-- WHAT THIS TASK INVOLVES --
Filter out everything except lines holding "Jahr".

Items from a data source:
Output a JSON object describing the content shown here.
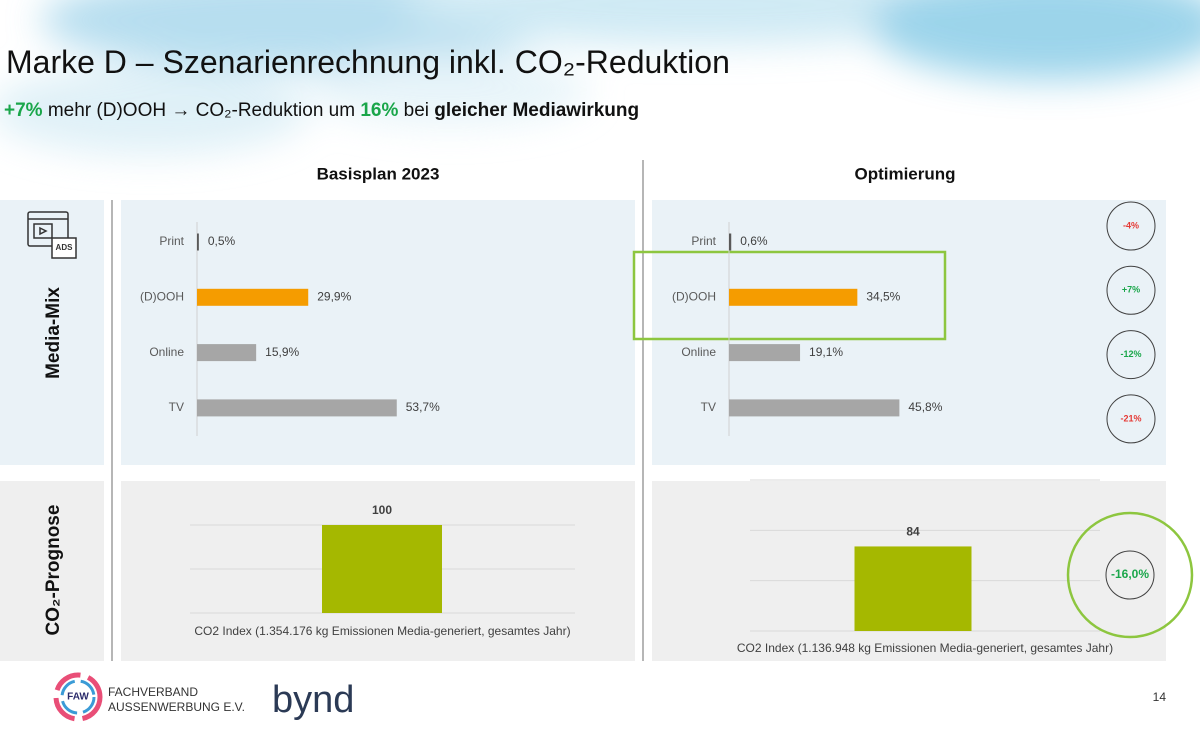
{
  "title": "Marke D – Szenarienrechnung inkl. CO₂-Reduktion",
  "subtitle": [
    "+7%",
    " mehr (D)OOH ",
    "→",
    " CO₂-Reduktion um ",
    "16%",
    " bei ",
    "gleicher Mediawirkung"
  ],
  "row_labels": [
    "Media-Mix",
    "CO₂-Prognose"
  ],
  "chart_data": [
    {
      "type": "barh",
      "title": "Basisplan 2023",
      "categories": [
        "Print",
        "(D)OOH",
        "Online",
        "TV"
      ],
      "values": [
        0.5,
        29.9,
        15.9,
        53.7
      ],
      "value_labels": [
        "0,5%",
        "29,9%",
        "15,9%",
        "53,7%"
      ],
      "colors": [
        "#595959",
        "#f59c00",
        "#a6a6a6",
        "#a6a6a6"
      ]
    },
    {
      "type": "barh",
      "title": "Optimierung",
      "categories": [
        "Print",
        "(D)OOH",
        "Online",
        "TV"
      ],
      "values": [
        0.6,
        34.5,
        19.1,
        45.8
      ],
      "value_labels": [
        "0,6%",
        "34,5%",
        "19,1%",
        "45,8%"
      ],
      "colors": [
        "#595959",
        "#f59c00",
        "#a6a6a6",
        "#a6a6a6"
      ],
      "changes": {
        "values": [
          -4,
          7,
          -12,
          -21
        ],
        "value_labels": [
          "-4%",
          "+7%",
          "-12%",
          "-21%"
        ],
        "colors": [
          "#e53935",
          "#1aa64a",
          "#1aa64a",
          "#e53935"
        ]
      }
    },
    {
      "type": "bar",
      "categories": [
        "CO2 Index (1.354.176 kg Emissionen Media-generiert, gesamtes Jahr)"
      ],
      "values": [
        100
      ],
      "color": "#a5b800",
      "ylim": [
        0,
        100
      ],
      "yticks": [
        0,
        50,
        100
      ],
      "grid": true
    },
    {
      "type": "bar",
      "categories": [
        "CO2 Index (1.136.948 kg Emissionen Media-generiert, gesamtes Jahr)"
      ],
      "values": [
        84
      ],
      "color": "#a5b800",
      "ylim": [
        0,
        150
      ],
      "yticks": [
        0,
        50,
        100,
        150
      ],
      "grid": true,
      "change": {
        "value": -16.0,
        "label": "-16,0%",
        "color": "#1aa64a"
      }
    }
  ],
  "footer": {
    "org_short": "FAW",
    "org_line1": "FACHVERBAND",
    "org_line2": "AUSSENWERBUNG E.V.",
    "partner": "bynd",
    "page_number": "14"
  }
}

---

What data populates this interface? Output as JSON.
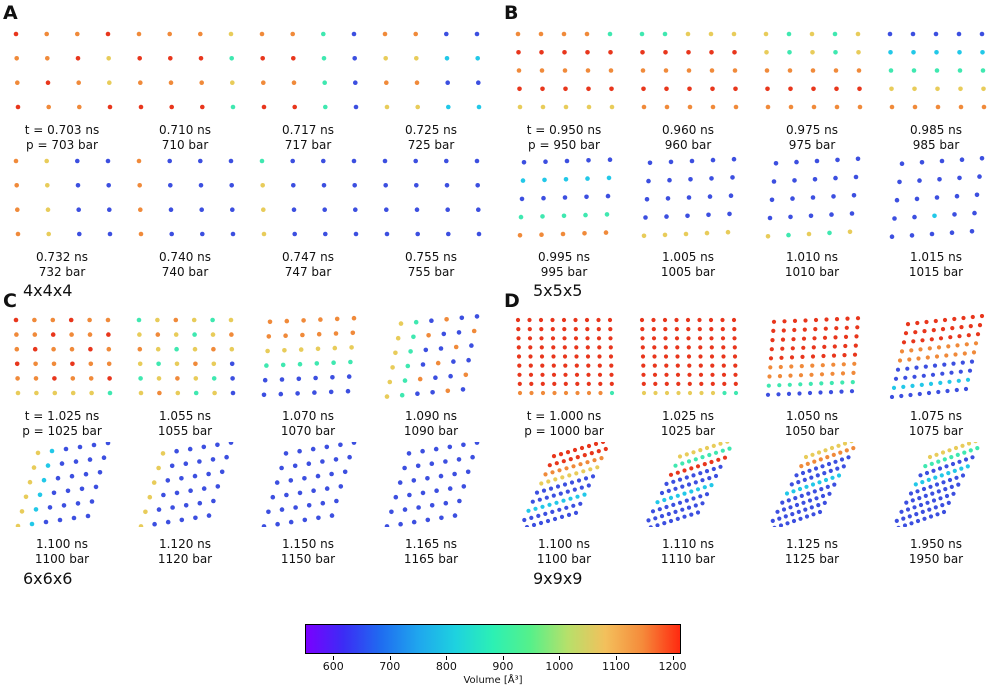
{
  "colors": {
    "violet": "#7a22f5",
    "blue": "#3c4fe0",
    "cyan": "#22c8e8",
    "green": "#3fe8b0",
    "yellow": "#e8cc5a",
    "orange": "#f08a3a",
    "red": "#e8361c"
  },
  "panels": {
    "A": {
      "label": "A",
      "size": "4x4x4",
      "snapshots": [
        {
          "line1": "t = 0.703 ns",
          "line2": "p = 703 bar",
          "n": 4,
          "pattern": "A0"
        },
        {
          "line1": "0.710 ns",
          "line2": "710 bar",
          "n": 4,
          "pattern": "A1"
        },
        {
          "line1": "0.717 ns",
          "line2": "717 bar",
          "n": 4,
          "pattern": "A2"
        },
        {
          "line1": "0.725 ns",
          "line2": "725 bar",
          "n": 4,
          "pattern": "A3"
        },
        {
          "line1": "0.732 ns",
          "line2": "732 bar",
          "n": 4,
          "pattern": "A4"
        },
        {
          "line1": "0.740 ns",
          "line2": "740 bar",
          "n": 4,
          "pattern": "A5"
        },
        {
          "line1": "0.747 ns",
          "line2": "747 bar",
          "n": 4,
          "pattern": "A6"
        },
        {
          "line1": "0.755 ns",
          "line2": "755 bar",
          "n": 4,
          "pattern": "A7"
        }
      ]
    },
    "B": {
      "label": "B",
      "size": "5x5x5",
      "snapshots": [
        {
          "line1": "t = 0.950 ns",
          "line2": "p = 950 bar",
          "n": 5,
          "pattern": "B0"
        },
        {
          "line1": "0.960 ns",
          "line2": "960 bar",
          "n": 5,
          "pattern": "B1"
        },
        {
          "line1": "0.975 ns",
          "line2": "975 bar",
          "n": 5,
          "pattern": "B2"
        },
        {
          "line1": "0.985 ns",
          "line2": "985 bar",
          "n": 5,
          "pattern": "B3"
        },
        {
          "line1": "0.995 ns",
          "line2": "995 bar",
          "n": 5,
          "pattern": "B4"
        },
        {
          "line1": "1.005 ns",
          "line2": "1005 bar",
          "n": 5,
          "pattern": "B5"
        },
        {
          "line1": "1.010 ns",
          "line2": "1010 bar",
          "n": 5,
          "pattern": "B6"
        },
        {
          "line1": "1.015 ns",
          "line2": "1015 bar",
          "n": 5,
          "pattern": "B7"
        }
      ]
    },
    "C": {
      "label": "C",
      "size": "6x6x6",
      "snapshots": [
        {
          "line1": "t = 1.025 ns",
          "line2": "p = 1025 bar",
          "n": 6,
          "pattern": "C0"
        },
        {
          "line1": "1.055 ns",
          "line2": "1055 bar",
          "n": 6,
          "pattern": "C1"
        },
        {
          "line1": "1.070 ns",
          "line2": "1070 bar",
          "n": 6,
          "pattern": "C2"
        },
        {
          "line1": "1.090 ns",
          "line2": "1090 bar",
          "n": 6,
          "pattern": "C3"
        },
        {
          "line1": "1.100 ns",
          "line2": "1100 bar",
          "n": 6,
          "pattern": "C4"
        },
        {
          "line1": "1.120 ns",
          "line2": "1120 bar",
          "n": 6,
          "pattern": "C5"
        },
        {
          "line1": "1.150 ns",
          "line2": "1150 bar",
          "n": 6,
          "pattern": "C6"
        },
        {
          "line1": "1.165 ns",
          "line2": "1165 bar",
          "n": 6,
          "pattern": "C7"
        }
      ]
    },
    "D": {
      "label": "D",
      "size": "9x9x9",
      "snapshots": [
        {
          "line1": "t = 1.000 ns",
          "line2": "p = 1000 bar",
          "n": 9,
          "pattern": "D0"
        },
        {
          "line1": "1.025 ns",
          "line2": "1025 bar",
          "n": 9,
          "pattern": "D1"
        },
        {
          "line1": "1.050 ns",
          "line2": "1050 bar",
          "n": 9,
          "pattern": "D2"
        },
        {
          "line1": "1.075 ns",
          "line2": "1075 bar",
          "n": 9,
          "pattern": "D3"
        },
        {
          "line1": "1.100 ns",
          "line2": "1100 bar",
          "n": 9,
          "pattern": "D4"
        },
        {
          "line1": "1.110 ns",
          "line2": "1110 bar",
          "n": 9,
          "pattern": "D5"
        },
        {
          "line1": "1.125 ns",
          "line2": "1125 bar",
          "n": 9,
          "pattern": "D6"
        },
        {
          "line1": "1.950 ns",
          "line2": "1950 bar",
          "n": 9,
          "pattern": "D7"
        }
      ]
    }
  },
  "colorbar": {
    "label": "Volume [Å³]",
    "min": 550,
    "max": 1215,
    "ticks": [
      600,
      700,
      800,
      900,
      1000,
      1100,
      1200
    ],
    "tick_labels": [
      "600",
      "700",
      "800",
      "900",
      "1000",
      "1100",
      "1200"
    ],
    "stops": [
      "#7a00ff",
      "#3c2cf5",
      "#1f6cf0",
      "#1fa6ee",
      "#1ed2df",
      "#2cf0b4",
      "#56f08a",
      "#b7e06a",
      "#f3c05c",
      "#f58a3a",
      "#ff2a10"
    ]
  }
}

--

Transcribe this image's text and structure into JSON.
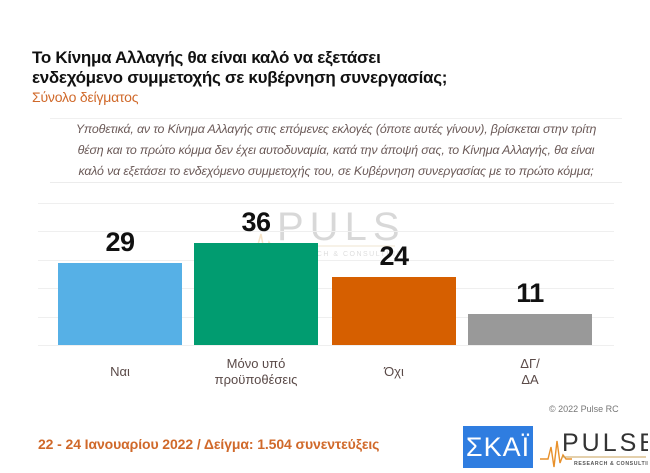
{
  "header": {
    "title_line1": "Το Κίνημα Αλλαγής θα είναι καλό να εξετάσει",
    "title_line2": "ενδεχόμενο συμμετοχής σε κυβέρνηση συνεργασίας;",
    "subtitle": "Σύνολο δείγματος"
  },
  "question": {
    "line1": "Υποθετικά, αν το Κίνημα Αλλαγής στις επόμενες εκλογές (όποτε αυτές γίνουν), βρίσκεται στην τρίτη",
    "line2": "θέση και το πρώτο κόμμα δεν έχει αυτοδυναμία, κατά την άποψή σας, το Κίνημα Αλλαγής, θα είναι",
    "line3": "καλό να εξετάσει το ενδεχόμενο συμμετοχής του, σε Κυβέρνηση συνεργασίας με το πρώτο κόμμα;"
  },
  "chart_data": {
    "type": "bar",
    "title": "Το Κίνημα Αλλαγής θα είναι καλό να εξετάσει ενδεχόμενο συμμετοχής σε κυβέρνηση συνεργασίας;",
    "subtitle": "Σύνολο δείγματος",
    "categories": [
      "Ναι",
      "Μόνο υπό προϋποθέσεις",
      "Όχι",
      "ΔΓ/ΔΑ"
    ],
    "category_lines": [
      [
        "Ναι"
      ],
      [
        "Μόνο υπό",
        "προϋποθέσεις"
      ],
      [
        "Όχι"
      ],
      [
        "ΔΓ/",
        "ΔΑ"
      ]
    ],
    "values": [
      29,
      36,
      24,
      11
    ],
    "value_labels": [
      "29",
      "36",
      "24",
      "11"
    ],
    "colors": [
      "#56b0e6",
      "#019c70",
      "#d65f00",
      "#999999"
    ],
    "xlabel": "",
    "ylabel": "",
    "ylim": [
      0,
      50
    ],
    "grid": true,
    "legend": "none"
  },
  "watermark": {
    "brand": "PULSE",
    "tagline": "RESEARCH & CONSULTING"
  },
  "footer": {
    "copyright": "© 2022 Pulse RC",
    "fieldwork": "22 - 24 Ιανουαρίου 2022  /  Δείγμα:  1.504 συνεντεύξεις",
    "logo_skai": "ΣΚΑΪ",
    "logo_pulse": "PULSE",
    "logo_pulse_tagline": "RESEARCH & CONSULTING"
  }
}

-- OUTPUT FOR THIS TASK --
        "CO2 Index (1.354.176 kg Emissionen Media-generiert, gesamtes Jahr)"
        "CO2 Index (1.136.948 kg Emissionen Media-generiert, gesamtes Jahr)"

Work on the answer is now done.